» Exercise instructions: From the material beneath, pull every line with the word "année".
*** Block opens ***
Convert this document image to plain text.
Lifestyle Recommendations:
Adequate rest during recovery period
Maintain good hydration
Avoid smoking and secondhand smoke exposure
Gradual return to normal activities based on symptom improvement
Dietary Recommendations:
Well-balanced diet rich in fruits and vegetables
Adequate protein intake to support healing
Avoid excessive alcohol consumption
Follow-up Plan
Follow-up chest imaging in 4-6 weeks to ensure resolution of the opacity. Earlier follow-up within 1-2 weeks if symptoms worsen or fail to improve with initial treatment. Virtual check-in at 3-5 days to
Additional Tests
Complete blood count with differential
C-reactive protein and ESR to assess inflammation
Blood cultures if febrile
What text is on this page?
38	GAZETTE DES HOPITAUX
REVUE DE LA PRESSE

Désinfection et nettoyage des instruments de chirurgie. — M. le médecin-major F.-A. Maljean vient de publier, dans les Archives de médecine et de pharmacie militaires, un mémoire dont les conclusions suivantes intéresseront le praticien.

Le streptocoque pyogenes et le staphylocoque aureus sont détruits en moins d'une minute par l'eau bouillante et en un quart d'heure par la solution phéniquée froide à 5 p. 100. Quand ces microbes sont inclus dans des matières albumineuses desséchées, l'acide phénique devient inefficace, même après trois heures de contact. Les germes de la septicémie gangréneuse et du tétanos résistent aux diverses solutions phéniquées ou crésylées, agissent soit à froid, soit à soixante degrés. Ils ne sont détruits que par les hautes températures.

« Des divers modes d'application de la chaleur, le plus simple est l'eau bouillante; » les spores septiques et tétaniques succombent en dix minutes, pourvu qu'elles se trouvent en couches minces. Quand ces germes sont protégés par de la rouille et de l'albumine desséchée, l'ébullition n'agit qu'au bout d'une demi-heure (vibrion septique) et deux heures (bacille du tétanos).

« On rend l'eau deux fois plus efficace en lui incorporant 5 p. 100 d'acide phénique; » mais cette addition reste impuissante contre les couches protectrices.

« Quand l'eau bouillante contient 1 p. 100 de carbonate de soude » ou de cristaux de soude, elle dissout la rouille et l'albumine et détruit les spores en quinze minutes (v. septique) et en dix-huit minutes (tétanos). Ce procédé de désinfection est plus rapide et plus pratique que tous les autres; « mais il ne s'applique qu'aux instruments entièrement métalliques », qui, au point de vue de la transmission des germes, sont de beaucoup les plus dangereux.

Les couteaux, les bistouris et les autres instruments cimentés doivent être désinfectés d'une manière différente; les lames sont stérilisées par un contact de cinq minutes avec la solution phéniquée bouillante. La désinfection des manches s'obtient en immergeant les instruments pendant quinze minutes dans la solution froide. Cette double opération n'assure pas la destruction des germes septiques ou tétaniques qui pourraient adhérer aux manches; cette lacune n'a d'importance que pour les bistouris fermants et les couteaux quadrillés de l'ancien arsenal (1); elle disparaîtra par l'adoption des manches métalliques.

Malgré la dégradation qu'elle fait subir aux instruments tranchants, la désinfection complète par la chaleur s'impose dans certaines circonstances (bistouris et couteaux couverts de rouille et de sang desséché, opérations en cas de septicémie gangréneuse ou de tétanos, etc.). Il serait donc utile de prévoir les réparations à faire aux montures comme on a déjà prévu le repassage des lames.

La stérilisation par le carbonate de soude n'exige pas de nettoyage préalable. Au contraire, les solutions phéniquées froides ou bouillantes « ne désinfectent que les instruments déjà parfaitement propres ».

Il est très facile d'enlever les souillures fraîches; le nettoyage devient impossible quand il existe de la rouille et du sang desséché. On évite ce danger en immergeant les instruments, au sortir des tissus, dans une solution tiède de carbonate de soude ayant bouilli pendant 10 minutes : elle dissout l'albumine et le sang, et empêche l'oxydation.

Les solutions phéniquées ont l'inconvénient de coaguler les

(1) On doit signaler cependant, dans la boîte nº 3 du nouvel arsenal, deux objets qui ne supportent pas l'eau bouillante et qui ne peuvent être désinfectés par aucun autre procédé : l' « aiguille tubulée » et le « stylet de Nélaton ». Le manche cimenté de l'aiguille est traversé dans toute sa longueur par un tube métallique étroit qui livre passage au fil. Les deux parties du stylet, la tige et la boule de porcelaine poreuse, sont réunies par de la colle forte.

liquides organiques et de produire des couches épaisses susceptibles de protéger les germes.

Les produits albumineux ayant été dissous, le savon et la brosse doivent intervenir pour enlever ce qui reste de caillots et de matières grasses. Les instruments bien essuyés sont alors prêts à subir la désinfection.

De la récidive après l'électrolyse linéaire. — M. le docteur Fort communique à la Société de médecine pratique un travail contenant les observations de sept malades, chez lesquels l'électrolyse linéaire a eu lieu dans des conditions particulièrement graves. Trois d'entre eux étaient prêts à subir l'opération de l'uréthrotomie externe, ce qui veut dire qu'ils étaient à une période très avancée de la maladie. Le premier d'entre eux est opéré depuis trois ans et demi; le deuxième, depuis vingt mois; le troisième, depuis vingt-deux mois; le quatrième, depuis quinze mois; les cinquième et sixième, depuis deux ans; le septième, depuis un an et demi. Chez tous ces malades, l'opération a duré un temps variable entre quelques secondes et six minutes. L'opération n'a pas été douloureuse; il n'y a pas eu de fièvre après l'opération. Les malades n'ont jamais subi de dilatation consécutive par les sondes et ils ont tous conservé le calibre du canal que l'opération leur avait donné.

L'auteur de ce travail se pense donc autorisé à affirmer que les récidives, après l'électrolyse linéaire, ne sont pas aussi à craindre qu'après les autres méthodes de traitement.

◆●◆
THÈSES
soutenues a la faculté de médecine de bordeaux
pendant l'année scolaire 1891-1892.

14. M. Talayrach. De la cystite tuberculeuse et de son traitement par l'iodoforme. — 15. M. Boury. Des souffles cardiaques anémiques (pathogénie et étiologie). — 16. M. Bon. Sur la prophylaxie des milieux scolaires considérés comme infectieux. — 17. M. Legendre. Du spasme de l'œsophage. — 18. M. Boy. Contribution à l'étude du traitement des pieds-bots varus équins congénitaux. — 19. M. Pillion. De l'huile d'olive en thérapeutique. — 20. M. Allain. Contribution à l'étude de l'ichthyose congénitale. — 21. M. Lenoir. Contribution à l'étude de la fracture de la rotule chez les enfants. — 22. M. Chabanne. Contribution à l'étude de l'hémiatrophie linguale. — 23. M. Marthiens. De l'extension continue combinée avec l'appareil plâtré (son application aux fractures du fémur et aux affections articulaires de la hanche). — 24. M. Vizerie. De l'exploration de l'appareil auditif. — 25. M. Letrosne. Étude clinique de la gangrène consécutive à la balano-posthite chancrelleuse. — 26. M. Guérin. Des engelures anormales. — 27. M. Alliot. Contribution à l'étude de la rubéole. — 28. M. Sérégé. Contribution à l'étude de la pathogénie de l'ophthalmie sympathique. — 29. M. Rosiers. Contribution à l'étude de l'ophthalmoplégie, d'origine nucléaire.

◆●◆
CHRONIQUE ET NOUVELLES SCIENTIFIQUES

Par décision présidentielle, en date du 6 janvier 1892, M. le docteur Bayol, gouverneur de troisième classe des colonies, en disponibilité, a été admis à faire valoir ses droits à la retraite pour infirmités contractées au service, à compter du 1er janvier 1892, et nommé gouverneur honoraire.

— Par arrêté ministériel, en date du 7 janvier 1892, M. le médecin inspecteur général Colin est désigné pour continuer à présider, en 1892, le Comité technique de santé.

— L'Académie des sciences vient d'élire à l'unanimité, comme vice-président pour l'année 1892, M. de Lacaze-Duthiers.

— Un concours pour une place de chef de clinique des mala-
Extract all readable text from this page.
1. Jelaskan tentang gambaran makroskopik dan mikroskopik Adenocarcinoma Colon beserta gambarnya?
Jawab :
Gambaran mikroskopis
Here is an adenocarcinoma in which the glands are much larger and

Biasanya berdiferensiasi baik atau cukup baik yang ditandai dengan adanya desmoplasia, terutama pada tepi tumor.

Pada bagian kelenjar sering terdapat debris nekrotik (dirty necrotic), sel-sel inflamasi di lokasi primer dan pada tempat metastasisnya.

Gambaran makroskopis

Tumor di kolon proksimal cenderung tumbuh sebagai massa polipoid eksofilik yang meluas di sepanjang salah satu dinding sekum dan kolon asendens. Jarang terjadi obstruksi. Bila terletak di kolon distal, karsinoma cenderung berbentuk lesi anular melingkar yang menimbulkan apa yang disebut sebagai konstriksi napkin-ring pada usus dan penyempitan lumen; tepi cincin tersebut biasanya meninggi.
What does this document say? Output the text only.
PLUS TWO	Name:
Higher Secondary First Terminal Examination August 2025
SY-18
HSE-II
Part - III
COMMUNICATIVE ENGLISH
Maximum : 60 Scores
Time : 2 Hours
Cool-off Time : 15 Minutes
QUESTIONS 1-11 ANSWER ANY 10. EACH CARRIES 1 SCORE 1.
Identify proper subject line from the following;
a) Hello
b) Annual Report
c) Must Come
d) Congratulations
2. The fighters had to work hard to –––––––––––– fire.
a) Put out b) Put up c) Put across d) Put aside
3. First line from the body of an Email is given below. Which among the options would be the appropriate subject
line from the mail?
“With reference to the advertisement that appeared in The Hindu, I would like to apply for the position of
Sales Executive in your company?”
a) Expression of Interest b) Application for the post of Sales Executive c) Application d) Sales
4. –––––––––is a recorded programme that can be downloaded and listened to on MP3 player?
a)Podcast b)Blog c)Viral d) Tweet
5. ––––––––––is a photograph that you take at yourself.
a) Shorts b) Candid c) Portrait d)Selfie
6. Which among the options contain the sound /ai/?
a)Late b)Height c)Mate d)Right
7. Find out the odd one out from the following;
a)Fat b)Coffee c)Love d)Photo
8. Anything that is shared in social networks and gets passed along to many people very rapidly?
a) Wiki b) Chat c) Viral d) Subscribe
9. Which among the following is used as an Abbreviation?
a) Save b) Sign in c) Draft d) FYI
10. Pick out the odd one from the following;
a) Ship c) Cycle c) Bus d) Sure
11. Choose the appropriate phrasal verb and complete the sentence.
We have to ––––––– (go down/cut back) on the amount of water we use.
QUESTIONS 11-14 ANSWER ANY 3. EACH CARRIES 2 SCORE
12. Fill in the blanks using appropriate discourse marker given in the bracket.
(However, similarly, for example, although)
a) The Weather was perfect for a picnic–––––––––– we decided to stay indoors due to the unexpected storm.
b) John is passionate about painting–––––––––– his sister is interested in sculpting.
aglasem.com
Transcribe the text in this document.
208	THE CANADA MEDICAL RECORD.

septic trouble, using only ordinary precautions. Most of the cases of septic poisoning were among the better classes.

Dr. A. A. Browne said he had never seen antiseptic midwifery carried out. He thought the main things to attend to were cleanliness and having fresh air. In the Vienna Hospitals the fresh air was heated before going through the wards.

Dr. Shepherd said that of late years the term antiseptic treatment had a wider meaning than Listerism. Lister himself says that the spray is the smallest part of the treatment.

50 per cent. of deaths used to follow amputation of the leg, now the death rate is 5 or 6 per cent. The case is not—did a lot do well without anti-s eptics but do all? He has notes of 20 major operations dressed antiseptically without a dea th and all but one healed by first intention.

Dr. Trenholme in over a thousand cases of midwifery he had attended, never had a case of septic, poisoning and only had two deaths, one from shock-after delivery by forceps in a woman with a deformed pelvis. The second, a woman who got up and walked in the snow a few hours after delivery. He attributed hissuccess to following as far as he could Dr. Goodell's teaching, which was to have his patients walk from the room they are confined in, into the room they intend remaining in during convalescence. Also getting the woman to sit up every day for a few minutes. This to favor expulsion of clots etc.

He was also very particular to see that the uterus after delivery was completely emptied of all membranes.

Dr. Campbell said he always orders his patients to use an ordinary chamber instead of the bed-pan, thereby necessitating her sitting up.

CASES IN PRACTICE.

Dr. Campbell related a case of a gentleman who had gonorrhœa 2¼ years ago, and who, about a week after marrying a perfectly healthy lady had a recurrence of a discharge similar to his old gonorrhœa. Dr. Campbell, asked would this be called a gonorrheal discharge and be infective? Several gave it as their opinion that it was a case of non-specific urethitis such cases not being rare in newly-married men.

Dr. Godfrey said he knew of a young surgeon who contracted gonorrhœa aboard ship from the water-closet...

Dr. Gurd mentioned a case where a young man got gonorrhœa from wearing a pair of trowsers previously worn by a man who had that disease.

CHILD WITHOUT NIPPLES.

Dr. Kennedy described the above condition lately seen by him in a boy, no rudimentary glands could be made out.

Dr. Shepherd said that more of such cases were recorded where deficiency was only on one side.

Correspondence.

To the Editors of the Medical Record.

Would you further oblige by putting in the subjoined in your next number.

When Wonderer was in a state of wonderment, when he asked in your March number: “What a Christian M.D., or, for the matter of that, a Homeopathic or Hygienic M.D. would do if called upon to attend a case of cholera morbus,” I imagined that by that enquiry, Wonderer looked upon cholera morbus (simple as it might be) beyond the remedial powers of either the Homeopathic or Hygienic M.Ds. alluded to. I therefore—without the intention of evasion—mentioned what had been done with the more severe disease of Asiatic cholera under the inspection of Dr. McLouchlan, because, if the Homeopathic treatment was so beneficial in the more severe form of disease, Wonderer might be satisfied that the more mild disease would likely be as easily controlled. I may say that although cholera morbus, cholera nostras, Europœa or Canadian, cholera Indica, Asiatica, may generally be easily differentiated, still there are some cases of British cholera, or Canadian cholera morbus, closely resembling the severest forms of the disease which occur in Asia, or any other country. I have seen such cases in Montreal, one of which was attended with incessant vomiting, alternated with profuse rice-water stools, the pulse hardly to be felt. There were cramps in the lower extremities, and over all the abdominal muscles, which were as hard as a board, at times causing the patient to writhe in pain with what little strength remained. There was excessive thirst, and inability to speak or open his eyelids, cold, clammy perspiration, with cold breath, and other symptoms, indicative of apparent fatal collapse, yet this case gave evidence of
*** Block closes ***
» Answer space:
pendant l'année scolaire 1891-1892.
— L'Académie des sciences vient d'élire à l'unanimité, comme vice-président pour l'année 1892, M. de Lacaze-Duthiers.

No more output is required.